> **WORK TO DO**
Go through the data and copy every line exactly, but not the images.
[START OF MATERIAL FOR THIS EXERCISE]
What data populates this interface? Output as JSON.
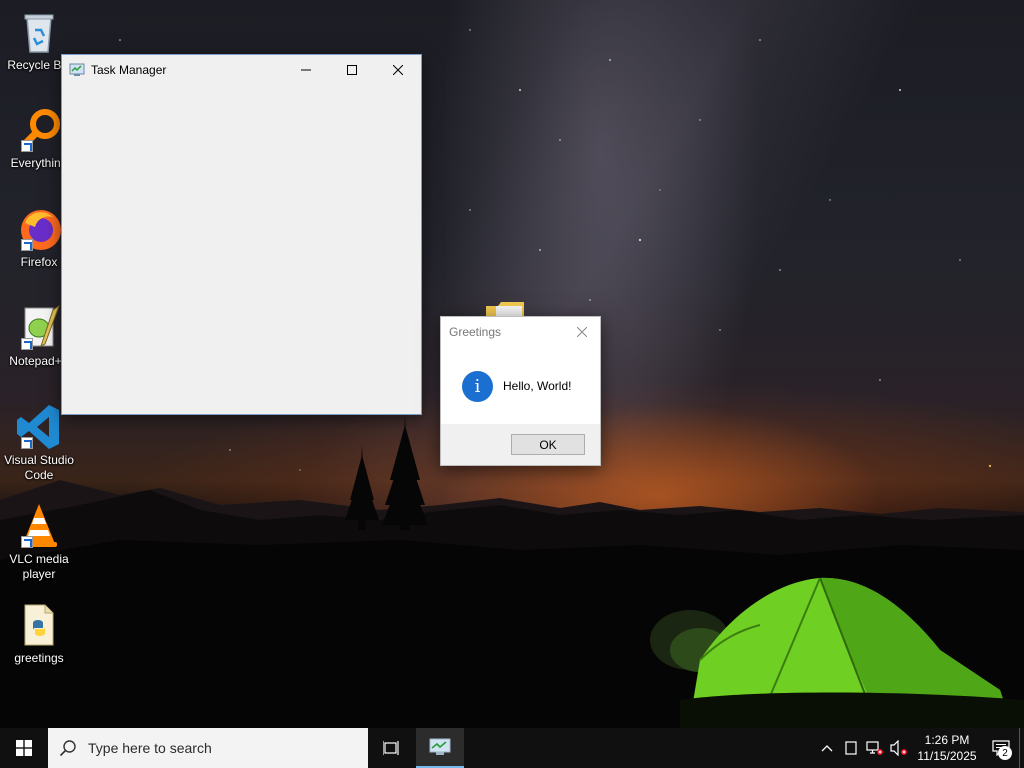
{
  "desktop": {
    "icons": [
      {
        "label": "Recycle Bin",
        "icon": "recycle-bin-icon"
      },
      {
        "label": "Everything",
        "icon": "everything-search-icon"
      },
      {
        "label": "Firefox",
        "icon": "firefox-icon"
      },
      {
        "label": "Notepad++",
        "icon": "notepad-plus-plus-icon"
      },
      {
        "label": "Visual Studio Code",
        "icon": "vscode-icon"
      },
      {
        "label": "VLC media player",
        "icon": "vlc-icon"
      },
      {
        "label": "greetings",
        "icon": "python-file-icon"
      }
    ]
  },
  "task_manager": {
    "title": "Task Manager",
    "controls": {
      "minimize": "—",
      "maximize": "☐",
      "close": "✕"
    }
  },
  "dialog": {
    "title": "Greetings",
    "message": "Hello, World!",
    "ok_label": "OK",
    "info_glyph": "i",
    "close_glyph": "✕"
  },
  "taskbar": {
    "search_placeholder": "Type here to search",
    "time": "1:26 PM",
    "date": "11/15/2025",
    "notification_count": "2"
  },
  "colors": {
    "accent": "#1a6fd0",
    "taskbar": "#101010",
    "tent_green": "#7ed321"
  }
}
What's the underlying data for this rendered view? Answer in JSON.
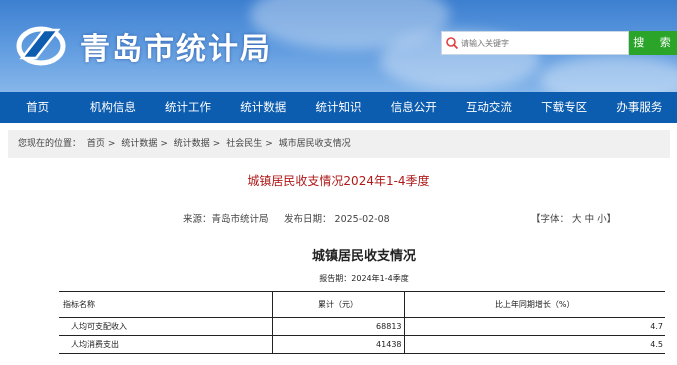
{
  "header": {
    "site_title": "青岛市统计局",
    "search_placeholder": "请输入关键字",
    "search_button": "搜 索"
  },
  "nav": [
    "首页",
    "机构信息",
    "统计工作",
    "统计数据",
    "统计知识",
    "信息公开",
    "互动交流",
    "下载专区",
    "办事服务"
  ],
  "breadcrumb": {
    "prefix": "您现在的位置：",
    "items": [
      "首页",
      "统计数据",
      "统计数据",
      "社会民生",
      "城市居民收支情况"
    ],
    "sep": ">"
  },
  "article": {
    "title": "城镇居民收支情况2024年1-4季度",
    "source": "来源：青岛市统计局",
    "date": "发布日期：  2025-02-08",
    "font_label": "【字体：",
    "font_sizes": [
      "大",
      "中",
      "小"
    ],
    "font_close": "】"
  },
  "document": {
    "title": "城镇居民收支情况",
    "period": "报告期：2024年1-4季度",
    "table": {
      "headers": [
        "指标名称",
        "累计（元）",
        "比上年同期增长（%）"
      ],
      "rows": [
        [
          "人均可支配收入",
          "68813",
          "4.7"
        ],
        [
          "人均消费支出",
          "41438",
          "4.5"
        ]
      ]
    }
  },
  "colors": {
    "nav_bg": "#0c5caf",
    "search_button": "#2aa52a",
    "title_red": "#b01818"
  }
}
[END OF MATERIAL FOR THIS EXERCISE]
> **RESULT**
What data populates this interface? Output as JSON.
{
  "desktop": {
    "icons": [
      {
        "label": "Recycle Bin",
        "icon": "recycle-bin-icon"
      },
      {
        "label": "Everything",
        "icon": "everything-search-icon"
      },
      {
        "label": "Firefox",
        "icon": "firefox-icon"
      },
      {
        "label": "Notepad++",
        "icon": "notepad-plus-plus-icon"
      },
      {
        "label": "Visual Studio Code",
        "icon": "vscode-icon"
      },
      {
        "label": "VLC media player",
        "icon": "vlc-icon"
      },
      {
        "label": "greetings",
        "icon": "python-file-icon"
      }
    ]
  },
  "task_manager": {
    "title": "Task Manager",
    "controls": {
      "minimize": "—",
      "maximize": "☐",
      "close": "✕"
    }
  },
  "dialog": {
    "title": "Greetings",
    "message": "Hello, World!",
    "ok_label": "OK",
    "info_glyph": "i",
    "close_glyph": "✕"
  },
  "taskbar": {
    "search_placeholder": "Type here to search",
    "time": "1:26 PM",
    "date": "11/15/2025",
    "notification_count": "2"
  },
  "colors": {
    "accent": "#1a6fd0",
    "taskbar": "#101010",
    "tent_green": "#7ed321"
  }
}
What's the underlying data for this rendered view? Answer in JSON.
{
  "header": {
    "site_title": "青岛市统计局",
    "search_placeholder": "请输入关键字",
    "search_button": "搜 索"
  },
  "nav": [
    "首页",
    "机构信息",
    "统计工作",
    "统计数据",
    "统计知识",
    "信息公开",
    "互动交流",
    "下载专区",
    "办事服务"
  ],
  "breadcrumb": {
    "prefix": "您现在的位置：",
    "items": [
      "首页",
      "统计数据",
      "统计数据",
      "社会民生",
      "城市居民收支情况"
    ],
    "sep": ">"
  },
  "article": {
    "title": "城镇居民收支情况2024年1-4季度",
    "source": "来源：青岛市统计局",
    "date": "发布日期：  2025-02-08",
    "font_label": "【字体：",
    "font_sizes": [
      "大",
      "中",
      "小"
    ],
    "font_close": "】"
  },
  "document": {
    "title": "城镇居民收支情况",
    "period": "报告期：2024年1-4季度",
    "table": {
      "headers": [
        "指标名称",
        "累计（元）",
        "比上年同期增长（%）"
      ],
      "rows": [
        [
          "人均可支配收入",
          "68813",
          "4.7"
        ],
        [
          "人均消费支出",
          "41438",
          "4.5"
        ]
      ]
    }
  },
  "colors": {
    "nav_bg": "#0c5caf",
    "search_button": "#2aa52a",
    "title_red": "#b01818"
  }
}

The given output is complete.